# Problem description:
Copy out the lines below, beginning at the top of the data and continuing through the line that contains "2149, 974, 2186]".

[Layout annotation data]
* begin *

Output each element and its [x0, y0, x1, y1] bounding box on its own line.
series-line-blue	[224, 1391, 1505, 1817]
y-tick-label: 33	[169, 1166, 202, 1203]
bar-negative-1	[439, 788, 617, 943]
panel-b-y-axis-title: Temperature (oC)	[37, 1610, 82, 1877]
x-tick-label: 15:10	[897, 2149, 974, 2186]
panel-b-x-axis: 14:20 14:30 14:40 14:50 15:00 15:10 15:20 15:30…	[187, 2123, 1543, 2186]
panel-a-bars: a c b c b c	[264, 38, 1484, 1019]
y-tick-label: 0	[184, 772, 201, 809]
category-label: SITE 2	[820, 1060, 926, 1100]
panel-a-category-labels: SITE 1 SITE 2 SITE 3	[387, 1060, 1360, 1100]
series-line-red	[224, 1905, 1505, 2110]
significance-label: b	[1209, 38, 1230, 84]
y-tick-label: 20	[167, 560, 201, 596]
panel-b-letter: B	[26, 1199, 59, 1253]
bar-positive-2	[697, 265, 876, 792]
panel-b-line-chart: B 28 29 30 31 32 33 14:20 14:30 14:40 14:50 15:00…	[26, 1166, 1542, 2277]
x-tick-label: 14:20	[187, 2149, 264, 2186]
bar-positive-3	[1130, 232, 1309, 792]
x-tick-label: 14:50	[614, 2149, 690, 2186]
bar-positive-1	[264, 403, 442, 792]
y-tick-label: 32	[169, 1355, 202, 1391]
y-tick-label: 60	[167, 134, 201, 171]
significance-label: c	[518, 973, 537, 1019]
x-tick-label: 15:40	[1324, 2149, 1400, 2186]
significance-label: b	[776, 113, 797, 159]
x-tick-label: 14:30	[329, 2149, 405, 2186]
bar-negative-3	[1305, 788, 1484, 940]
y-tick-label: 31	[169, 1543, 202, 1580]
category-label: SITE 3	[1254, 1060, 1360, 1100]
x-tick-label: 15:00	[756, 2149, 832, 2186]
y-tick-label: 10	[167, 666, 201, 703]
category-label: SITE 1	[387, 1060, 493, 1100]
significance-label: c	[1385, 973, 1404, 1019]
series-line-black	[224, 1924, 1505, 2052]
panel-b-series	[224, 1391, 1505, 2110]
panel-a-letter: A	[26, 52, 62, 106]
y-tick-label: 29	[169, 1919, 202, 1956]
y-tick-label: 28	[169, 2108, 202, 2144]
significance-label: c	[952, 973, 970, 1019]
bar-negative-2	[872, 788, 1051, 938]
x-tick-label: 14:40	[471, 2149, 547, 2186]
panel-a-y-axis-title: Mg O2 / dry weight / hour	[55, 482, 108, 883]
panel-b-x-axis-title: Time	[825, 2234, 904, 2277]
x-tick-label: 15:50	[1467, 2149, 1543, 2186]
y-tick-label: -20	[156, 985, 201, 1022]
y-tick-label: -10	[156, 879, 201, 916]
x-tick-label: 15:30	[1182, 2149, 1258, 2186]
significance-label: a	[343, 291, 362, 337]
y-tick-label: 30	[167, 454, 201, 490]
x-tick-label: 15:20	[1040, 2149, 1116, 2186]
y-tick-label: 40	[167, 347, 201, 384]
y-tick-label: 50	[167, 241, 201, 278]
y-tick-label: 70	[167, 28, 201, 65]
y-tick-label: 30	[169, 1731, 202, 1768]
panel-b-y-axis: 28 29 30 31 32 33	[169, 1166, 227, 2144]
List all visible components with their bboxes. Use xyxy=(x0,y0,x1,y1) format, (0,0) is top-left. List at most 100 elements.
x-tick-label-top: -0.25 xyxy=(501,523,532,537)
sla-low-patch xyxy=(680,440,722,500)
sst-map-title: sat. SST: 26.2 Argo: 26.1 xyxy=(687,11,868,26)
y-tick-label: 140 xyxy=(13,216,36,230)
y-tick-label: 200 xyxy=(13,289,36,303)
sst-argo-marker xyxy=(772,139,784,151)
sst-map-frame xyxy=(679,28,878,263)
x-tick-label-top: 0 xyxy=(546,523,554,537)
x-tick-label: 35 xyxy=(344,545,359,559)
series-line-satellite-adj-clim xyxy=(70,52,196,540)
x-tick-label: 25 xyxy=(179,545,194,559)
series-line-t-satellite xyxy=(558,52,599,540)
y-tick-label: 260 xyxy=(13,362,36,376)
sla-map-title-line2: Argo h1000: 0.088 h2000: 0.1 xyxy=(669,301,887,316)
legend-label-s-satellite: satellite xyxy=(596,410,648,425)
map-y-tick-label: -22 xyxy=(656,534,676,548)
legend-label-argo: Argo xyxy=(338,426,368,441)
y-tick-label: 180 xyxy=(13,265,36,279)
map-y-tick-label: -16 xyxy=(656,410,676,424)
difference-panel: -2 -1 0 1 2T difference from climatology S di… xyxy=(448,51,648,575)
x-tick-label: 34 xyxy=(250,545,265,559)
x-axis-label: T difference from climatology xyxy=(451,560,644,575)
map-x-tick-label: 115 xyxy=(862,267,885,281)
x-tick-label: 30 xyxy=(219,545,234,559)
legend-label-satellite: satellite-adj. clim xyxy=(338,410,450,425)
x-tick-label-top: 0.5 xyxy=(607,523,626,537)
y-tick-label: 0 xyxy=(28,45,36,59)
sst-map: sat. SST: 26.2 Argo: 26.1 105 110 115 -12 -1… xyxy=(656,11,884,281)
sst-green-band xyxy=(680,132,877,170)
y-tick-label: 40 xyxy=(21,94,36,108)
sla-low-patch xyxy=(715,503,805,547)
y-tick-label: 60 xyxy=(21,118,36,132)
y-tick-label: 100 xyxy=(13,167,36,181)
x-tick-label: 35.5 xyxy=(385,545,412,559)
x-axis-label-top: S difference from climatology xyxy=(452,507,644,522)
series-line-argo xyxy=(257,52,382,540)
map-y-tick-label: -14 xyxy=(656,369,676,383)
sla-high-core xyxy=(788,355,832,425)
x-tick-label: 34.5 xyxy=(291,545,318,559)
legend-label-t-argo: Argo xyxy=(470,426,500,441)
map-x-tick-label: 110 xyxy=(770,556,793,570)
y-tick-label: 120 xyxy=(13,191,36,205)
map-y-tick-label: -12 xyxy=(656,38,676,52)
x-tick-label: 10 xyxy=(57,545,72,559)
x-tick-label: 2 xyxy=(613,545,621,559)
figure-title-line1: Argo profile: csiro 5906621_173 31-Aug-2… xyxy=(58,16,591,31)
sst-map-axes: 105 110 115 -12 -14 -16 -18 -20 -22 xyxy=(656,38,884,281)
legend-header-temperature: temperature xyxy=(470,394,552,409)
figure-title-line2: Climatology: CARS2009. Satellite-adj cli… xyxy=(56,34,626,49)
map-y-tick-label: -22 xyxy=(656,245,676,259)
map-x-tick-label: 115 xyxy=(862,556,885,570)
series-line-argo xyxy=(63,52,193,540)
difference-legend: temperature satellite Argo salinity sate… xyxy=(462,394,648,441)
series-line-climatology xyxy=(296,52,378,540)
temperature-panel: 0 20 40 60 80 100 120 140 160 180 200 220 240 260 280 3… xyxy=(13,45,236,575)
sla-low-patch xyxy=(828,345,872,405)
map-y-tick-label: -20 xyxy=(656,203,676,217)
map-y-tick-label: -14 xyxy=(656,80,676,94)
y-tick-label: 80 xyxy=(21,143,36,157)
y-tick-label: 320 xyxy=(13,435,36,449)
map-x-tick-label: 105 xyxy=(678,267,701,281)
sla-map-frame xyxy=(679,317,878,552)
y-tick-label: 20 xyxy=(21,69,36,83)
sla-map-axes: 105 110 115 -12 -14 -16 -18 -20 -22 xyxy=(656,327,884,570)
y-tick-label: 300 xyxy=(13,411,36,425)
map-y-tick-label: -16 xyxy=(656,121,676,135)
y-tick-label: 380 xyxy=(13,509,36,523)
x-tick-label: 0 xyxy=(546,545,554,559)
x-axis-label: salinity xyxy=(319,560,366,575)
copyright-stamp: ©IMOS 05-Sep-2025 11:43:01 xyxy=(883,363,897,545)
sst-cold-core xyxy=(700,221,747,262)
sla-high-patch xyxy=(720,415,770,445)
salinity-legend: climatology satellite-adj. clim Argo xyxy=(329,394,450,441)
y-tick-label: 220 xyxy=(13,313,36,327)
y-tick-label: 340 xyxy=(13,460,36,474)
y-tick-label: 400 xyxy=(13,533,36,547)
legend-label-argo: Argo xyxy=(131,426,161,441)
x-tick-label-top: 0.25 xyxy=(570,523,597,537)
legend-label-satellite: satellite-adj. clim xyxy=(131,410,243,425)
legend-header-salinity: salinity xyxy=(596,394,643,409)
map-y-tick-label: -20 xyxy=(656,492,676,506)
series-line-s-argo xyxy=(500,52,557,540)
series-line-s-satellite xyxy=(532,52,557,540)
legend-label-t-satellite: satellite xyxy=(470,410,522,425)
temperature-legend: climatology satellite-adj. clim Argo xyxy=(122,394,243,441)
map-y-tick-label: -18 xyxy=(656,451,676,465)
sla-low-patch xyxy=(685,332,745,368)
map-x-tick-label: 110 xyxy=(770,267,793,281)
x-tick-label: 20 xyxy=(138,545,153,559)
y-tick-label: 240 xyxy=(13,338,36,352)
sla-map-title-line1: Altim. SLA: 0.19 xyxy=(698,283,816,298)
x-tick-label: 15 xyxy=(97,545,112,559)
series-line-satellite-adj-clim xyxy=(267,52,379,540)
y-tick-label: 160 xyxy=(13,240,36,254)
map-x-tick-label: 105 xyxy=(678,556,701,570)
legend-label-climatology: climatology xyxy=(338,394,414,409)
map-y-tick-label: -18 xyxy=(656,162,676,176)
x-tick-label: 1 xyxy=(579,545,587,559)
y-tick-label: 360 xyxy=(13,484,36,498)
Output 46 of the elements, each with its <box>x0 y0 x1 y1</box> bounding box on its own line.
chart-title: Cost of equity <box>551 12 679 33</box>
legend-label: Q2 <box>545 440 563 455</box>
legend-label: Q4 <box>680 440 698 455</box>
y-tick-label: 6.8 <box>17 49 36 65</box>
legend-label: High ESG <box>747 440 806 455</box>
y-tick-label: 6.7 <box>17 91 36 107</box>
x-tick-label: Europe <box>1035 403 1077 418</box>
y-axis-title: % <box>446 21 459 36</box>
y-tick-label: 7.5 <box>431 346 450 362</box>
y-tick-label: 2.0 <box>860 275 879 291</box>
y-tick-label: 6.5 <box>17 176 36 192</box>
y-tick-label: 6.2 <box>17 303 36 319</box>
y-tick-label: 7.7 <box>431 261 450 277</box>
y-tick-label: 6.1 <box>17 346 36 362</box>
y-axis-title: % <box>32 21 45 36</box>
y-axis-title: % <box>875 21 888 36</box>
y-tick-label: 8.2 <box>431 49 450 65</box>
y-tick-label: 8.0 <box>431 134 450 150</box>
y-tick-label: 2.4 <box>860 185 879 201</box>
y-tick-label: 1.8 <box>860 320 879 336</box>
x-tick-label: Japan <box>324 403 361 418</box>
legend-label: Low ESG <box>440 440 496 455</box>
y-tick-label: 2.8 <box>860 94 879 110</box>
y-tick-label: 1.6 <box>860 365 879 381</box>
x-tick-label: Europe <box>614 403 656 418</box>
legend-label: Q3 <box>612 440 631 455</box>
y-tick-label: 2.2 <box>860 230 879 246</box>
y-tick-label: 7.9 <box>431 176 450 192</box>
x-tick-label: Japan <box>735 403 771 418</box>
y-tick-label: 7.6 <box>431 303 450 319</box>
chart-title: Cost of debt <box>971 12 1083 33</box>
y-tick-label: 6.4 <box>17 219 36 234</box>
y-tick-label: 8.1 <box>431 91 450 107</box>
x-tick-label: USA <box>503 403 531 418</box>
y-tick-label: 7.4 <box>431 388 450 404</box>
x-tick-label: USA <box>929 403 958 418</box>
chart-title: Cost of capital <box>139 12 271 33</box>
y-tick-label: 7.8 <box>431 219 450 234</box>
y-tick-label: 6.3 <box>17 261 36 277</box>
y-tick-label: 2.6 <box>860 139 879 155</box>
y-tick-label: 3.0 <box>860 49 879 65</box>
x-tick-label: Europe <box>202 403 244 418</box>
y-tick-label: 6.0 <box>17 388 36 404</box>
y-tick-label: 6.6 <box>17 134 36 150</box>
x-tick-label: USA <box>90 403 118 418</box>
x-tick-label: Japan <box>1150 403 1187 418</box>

* end *

# Written answer:
Output each element and its [x0, y0, x1, y1] bounding box on its own line.
series-line-blue	[224, 1391, 1505, 1817]
y-tick-label: 33	[169, 1166, 202, 1203]
bar-negative-1	[439, 788, 617, 943]
panel-b-y-axis-title: Temperature (oC)	[37, 1610, 82, 1877]
x-tick-label: 15:10	[897, 2149, 974, 2186]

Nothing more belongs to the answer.